>> begin Passage
Actor Keanu Reeves and his side project: building motorcycles

Action star Keanu Reeves is known for immersing himself in every detail of his roles, and now he's doing the same with his new business venture — making motorcycles.

With his partner Gard Hollinger, Reeves has redefined the American-made motorcycle with Arch Motorcycle Company, which the duo co-founded in 2011. The company's bikes are handcrafted dream machines that have become cult favorites for their combination of elegant design, workmanship, monstrous power and handling.

Keanu says motorcycles have long been one of his chief passions: "For me, riding is a kind of freedom. Just the sound, the feeling of it. The connection to the road, to riding, to the environment, to the journey."

Reeves has been riding motorcycles since he was 22, and almost always takes two wheels to his movie sets. But he never planned on going into the motorcycle business. In 2006, he brought one of his Harley-Davidson's to Hollinger, an L.A. chopper guru, to customize the seat. Hollinger refused to fix the seat, and instead wound up designing Reeves an entirely custom-made motorcycle.

Reeves was so inspired with the result of the four-years work that he suggested they start a motorcycle company. At first Hollinger demurred, recalling other fleeting vanity projects by Hollywood celebrities. But Reeves insisted they could build something big — and lasting.

Arch produces just one model, the KRGT-1. Yet the duo anticipates creating more models in the future. As Reeves explained, their motorcycles are more like works of art than modes of transportation — from the hand-stitched leather seats to the gleaming, in-house engine parts that look more like pieces of jewelry. The swooping gas tank, carved from 534 pounds of billet aluminum and welded together with intricate precision, takes 66 hours to make and could easily pass for a multimillion-dollar Jeff Koons sculpture.

It's also a beast on the road. Its V-Twin, 2032 cc engine, made by S&S Cycle, can deliver 122 horsepower to push the 538-pound bike to more than 130 miles per hour. Motorcycle reviewers describe it as the best of both biking worlds: the power and performance of a sport bike, but the comfort of a touring bike.

Reeves and Hollinger plan to keep production small, in the dozens rather than hundreds of bikes a year. Their chief mission is not to make money, they said, but to make a motorcycle that buyers ride and collect for decades.
>> end Passage
## Short exercise A
Output the rows from the line holding "tooltip-value: 47 — [662, 289, 676, 303]" through the line holding "tooltip-label: 电子名片: — [608, 312, 659, 325]", inclusive, character for character.
>> begin Entries supplied
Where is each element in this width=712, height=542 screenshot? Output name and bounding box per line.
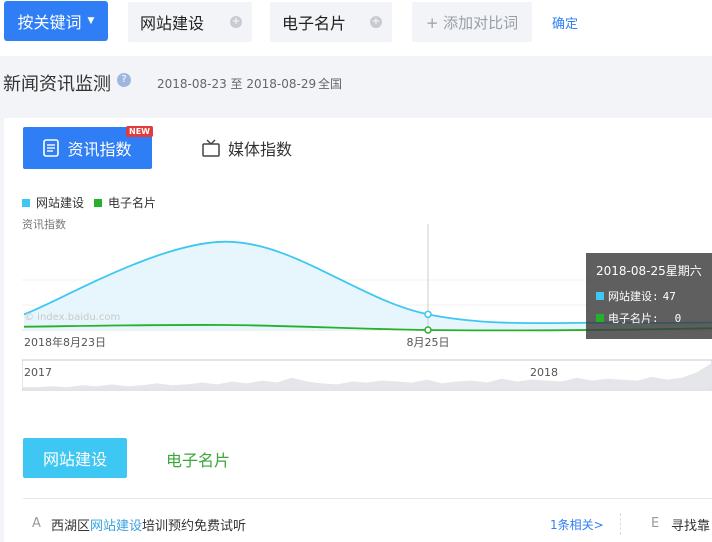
tooltip-value: 47 — [662, 289, 676, 303]
tooltip-row: 网站建设: 47 — [596, 288, 706, 304]
news-title-link[interactable]: 寻找靠 — [671, 515, 710, 534]
tooltip-label: 电子名片: — [608, 312, 659, 325]
chart-tooltip: 2018-08-25星期六 网站建设: 47 电子名片: 0 — [586, 253, 712, 339]
top-bar: 按关键词 ▼ 网站建设 + 电子名片 + + 添加对比词 确定 — [0, 0, 712, 56]
news-prefix: 西湖区 — [51, 519, 91, 534]
watermark: © index.baidu.com — [24, 312, 120, 323]
chart-legend: 网站建设 电子名片 — [22, 194, 156, 211]
main-panel: 资讯指数 NEW 媒体指数 网站建设 电子名片 资讯指数 © index.bai… — [0, 108, 712, 542]
document-icon — [43, 139, 60, 157]
tab-label: 媒体指数 — [228, 140, 293, 159]
hover-point-2 — [424, 326, 432, 334]
remove-keyword-icon[interactable]: + — [370, 16, 382, 28]
new-badge: NEW — [126, 126, 153, 137]
y-axis-label: 资讯指数 — [22, 217, 66, 231]
legend-item-2[interactable]: 电子名片 — [108, 194, 156, 211]
related-link[interactable]: 1条相关> — [550, 516, 604, 533]
keyword-chip-label: 网站建设 — [140, 14, 205, 33]
overview-year-label: 2017 — [24, 366, 52, 379]
help-icon[interactable]: ? — [117, 73, 131, 87]
legend-swatch — [596, 292, 604, 300]
date-range[interactable]: 2018-08-23 至 2018-08-29 — [157, 75, 316, 92]
tv-icon — [202, 139, 220, 157]
column-separator — [620, 513, 622, 535]
remove-keyword-icon[interactable]: + — [230, 16, 242, 28]
news-marker: E — [651, 516, 660, 531]
index-card: 资讯指数 NEW 媒体指数 网站建设 电子名片 资讯指数 © index.bai… — [4, 118, 712, 542]
time-range-slider[interactable]: 2017 2018 — [22, 359, 712, 391]
confirm-link[interactable]: 确定 — [552, 13, 578, 32]
hover-point-1 — [424, 310, 432, 319]
news-title-link[interactable]: 西湖区网站建设培训预约免费试听 — [51, 515, 246, 534]
news-marker: A — [32, 516, 41, 531]
news-keyword-highlight: 网站建设 — [90, 519, 143, 534]
tab-media-index[interactable]: 媒体指数 — [202, 127, 292, 169]
keyword-mode-button[interactable]: 按关键词 ▼ — [4, 1, 108, 41]
divider — [23, 498, 712, 499]
segment-button-2[interactable]: 电子名片 — [166, 447, 230, 471]
keyword-chip-1[interactable]: 网站建设 + — [128, 2, 252, 42]
tooltip-title: 2018-08-25星期六 — [596, 264, 702, 278]
keyword-mode-label: 按关键词 — [17, 13, 82, 32]
legend-item-1[interactable]: 网站建设 — [36, 194, 84, 211]
caret-down-icon: ▼ — [87, 16, 95, 26]
add-compare-keyword-button[interactable]: + 添加对比词 — [412, 2, 532, 42]
legend-swatch — [94, 198, 103, 207]
region-label[interactable]: 全国 — [318, 75, 342, 92]
legend-swatch — [22, 198, 30, 207]
news-list: A 西湖区网站建设培训预约免费试听 1条相关> E 寻找靠 — [23, 513, 712, 537]
news-suffix: 培训预约免费试听 — [142, 519, 247, 534]
tab-news-index[interactable]: 资讯指数 NEW — [23, 126, 153, 169]
keyword-chip-label: 电子名片 — [282, 14, 347, 33]
keyword-chip-2[interactable]: 电子名片 + — [270, 2, 392, 42]
tooltip-row: 电子名片: 0 — [596, 310, 706, 326]
tooltip-label: 网站建设: — [608, 290, 659, 303]
tooltip-value: 0 — [674, 311, 682, 325]
overview-year-label: 2018 — [530, 366, 558, 379]
segment-button-1[interactable]: 网站建设 — [23, 438, 127, 478]
page-header: 新闻资讯监测 ? 2018-08-23 至 2018-08-29 全国 — [0, 56, 712, 106]
legend-swatch — [596, 314, 604, 322]
x-tick-label: 8月25日 — [407, 336, 450, 349]
tab-label: 资讯指数 — [67, 140, 132, 159]
x-tick-label: 2018年8月23日 — [24, 335, 106, 349]
page-title: 新闻资讯监测 — [3, 74, 111, 95]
>> end Entries supplied
## Short exercise B
Take the passage on Keanu Reeves and his motorcycles from "Keanu says motorcycles" through "entirely custom-made motorcycle.", inclusive, and write it out with "liberty" in place of "freedom".

## Result A
tooltip-value: 47 — [662, 289, 676, 303]
tooltip-row: 网站建设: 47 — [596, 288, 706, 304]
news-title-link[interactable]: 寻找靠 — [671, 515, 710, 534]
tooltip-label: 电子名片: — [608, 312, 659, 325]

## Result B
Keanu says motorcycles have long been one of his chief passions: "For me, riding is a kind of liberty. Just the sound, the feeling of it. The connection to the road, to riding, to the environment, to the journey."

Reeves has been riding motorcycles since he was 22, and almost always takes two wheels to his movie sets. But he never planned on going into the motorcycle business. In 2006, he brought one of his Harley-Davidson's to Hollinger, an L.A. chopper guru, to customize the seat. Hollinger refused to fix the seat, and instead wound up designing Reeves an entirely custom-made motorcycle.